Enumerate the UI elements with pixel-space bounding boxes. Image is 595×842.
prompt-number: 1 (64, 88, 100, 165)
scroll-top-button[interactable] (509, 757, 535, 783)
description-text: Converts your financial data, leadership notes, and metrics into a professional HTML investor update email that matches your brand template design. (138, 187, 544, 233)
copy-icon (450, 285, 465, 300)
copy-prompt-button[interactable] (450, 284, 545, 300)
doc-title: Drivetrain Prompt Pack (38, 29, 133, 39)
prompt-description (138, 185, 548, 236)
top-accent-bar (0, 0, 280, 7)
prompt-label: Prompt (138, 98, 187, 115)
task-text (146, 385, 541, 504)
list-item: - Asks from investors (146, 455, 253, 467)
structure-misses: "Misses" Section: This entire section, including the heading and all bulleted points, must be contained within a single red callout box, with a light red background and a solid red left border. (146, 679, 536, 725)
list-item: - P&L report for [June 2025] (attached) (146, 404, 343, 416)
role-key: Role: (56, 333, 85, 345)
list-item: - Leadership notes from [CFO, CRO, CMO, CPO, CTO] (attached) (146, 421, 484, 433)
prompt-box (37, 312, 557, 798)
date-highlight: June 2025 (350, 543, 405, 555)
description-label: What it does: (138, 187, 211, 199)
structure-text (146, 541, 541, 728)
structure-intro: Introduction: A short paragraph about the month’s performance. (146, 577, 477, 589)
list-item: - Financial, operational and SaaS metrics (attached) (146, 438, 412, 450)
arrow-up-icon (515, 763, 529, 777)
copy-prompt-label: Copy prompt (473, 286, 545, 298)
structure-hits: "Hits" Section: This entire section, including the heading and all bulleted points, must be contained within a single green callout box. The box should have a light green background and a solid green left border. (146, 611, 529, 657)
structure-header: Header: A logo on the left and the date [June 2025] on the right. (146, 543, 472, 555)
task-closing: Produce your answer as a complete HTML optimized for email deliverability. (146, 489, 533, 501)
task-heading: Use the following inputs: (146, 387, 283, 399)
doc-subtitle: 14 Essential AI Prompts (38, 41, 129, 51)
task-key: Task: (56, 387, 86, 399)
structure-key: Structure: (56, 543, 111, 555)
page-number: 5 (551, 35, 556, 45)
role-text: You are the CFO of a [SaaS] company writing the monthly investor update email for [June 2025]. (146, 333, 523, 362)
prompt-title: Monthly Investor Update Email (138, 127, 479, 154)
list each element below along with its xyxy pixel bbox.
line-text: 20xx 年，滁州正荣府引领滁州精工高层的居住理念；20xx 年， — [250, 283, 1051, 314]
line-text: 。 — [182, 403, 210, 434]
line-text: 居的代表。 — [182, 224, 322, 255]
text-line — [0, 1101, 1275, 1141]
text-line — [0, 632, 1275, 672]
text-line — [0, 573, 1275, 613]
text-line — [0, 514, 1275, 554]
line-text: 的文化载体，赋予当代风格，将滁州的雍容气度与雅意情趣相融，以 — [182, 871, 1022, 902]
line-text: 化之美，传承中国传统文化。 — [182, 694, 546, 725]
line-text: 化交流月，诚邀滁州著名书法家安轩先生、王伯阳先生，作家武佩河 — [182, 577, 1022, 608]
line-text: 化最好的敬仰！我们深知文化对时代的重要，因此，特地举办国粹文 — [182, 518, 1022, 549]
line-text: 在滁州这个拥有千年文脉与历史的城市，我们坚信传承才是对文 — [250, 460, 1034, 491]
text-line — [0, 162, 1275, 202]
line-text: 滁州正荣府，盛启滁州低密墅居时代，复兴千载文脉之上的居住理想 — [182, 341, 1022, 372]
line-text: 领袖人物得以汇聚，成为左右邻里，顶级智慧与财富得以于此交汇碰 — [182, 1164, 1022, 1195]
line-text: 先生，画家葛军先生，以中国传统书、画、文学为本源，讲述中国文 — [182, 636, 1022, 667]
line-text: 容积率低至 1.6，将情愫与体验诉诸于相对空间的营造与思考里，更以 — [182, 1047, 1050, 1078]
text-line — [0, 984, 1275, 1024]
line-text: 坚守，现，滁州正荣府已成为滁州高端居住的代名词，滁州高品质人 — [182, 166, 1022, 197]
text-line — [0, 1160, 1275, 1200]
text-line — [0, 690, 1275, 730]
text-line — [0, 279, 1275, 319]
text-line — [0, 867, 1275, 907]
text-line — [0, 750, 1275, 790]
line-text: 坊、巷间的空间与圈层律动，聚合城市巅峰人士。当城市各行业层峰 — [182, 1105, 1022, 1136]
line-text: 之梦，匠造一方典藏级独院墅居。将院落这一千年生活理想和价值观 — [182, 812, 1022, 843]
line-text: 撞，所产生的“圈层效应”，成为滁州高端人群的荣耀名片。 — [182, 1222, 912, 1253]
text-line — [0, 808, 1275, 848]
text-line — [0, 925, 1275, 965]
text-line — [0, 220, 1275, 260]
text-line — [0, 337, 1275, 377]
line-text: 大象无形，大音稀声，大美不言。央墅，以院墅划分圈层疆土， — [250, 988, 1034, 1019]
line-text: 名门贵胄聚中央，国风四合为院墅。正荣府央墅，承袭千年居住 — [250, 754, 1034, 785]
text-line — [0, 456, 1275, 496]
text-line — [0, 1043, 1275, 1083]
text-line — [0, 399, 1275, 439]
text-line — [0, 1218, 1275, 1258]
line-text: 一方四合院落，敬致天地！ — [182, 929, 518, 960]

####

Problem statement ▸ Copy these rows verbatim.

Right answer ▸
Enumerate the UI elements with pixel-space bounding boxes. Image is 595×842.
prompt-number: 1 (64, 88, 100, 165)
scroll-top-button[interactable] (509, 757, 535, 783)
description-text: Converts your financial data, leadership notes, and metrics into a professional HTML investor update email that matches your brand template design. (138, 187, 544, 233)
copy-icon (450, 285, 465, 300)
copy-prompt-button[interactable] (450, 284, 545, 300)
doc-title: Drivetrain Prompt Pack (38, 29, 133, 39)
prompt-description (138, 185, 548, 236)
top-accent-bar (0, 0, 280, 7)
prompt-label: Prompt (138, 98, 187, 115)
task-text (146, 385, 541, 504)
list-item: - Asks from investors (146, 455, 253, 467)
structure-misses: "Misses" Section: This entire section, including the heading and all bulleted points, must be contained within a single red callout box, with a light red background and a solid red left border. (146, 679, 536, 725)
list-item: - P&L report for [June 2025] (attached) (146, 404, 343, 416)
role-key: Role: (56, 333, 85, 345)
list-item: - Leadership notes from [CFO, CRO, CMO, CPO, CTO] (attached) (146, 421, 484, 433)
prompt-box (37, 312, 557, 798)
date-highlight: June 2025 (350, 543, 405, 555)
description-label: What it does: (138, 187, 211, 199)
structure-text (146, 541, 541, 728)
structure-intro: Introduction: A short paragraph about the month’s performance. (146, 577, 477, 589)
list-item: - Financial, operational and SaaS metrics (attached) (146, 438, 412, 450)
arrow-up-icon (515, 763, 529, 777)
copy-prompt-label: Copy prompt (473, 286, 545, 298)
structure-hits: "Hits" Section: This entire section, including the heading and all bulleted points, must be contained within a single green callout box. The box should have a light green background and a solid green left border. (146, 611, 529, 657)
structure-header: Header: A logo on the left and the date [June 2025] on the right. (146, 543, 472, 555)
task-closing: Produce your answer as a complete HTML optimized for email deliverability. (146, 489, 533, 501)
task-heading: Use the following inputs: (146, 387, 283, 399)
doc-subtitle: 14 Essential AI Prompts (38, 41, 129, 51)
task-key: Task: (56, 387, 86, 399)
structure-key: Structure: (56, 543, 111, 555)
page-number: 5 (551, 35, 556, 45)
role-text: You are the CFO of a [SaaS] company writing the monthly investor update email for [June 2025]. (146, 333, 523, 362)
prompt-title: Monthly Investor Update Email (138, 127, 479, 154)
list each element below along with its xyxy pixel bbox.
line-text: 20xx 年，滁州正荣府引领滁州精工高层的居住理念；20xx 年， — [250, 283, 1051, 314]
line-text: 。 — [182, 403, 210, 434]
line-text: 居的代表。 — [182, 224, 322, 255]
text-line — [0, 1101, 1275, 1141]
text-line — [0, 632, 1275, 672]
text-line — [0, 573, 1275, 613]
text-line — [0, 514, 1275, 554]
line-text: 的文化载体，赋予当代风格，将滁州的雍容气度与雅意情趣相融，以 — [182, 871, 1022, 902]
line-text: 化之美，传承中国传统文化。 — [182, 694, 546, 725]
line-text: 化交流月，诚邀滁州著名书法家安轩先生、王伯阳先生，作家武佩河 — [182, 577, 1022, 608]
line-text: 化最好的敬仰！我们深知文化对时代的重要，因此，特地举办国粹文 — [182, 518, 1022, 549]
line-text: 在滁州这个拥有千年文脉与历史的城市，我们坚信传承才是对文 — [250, 460, 1034, 491]
text-line — [0, 162, 1275, 202]
line-text: 滁州正荣府，盛启滁州低密墅居时代，复兴千载文脉之上的居住理想 — [182, 341, 1022, 372]
line-text: 领袖人物得以汇聚，成为左右邻里，顶级智慧与财富得以于此交汇碰 — [182, 1164, 1022, 1195]
line-text: 先生，画家葛军先生，以中国传统书、画、文学为本源，讲述中国文 — [182, 636, 1022, 667]
line-text: 容积率低至 1.6，将情愫与体验诉诸于相对空间的营造与思考里，更以 — [182, 1047, 1050, 1078]
text-line — [0, 984, 1275, 1024]
line-text: 坚守，现，滁州正荣府已成为滁州高端居住的代名词，滁州高品质人 — [182, 166, 1022, 197]
text-line — [0, 1160, 1275, 1200]
text-line — [0, 690, 1275, 730]
text-line — [0, 279, 1275, 319]
text-line — [0, 867, 1275, 907]
text-line — [0, 750, 1275, 790]
line-text: 坊、巷间的空间与圈层律动，聚合城市巅峰人士。当城市各行业层峰 — [182, 1105, 1022, 1136]
line-text: 之梦，匠造一方典藏级独院墅居。将院落这一千年生活理想和价值观 — [182, 812, 1022, 843]
line-text: 撞，所产生的“圈层效应”，成为滁州高端人群的荣耀名片。 — [182, 1222, 912, 1253]
text-line — [0, 808, 1275, 848]
text-line — [0, 925, 1275, 965]
text-line — [0, 220, 1275, 260]
text-line — [0, 337, 1275, 377]
line-text: 大象无形，大音稀声，大美不言。央墅，以院墅划分圈层疆土， — [250, 988, 1034, 1019]
line-text: 名门贵胄聚中央，国风四合为院墅。正荣府央墅，承袭千年居住 — [250, 754, 1034, 785]
text-line — [0, 456, 1275, 496]
text-line — [0, 1043, 1275, 1083]
text-line — [0, 399, 1275, 439]
text-line — [0, 1218, 1275, 1258]
line-text: 一方四合院落，敬致天地！ — [182, 929, 518, 960]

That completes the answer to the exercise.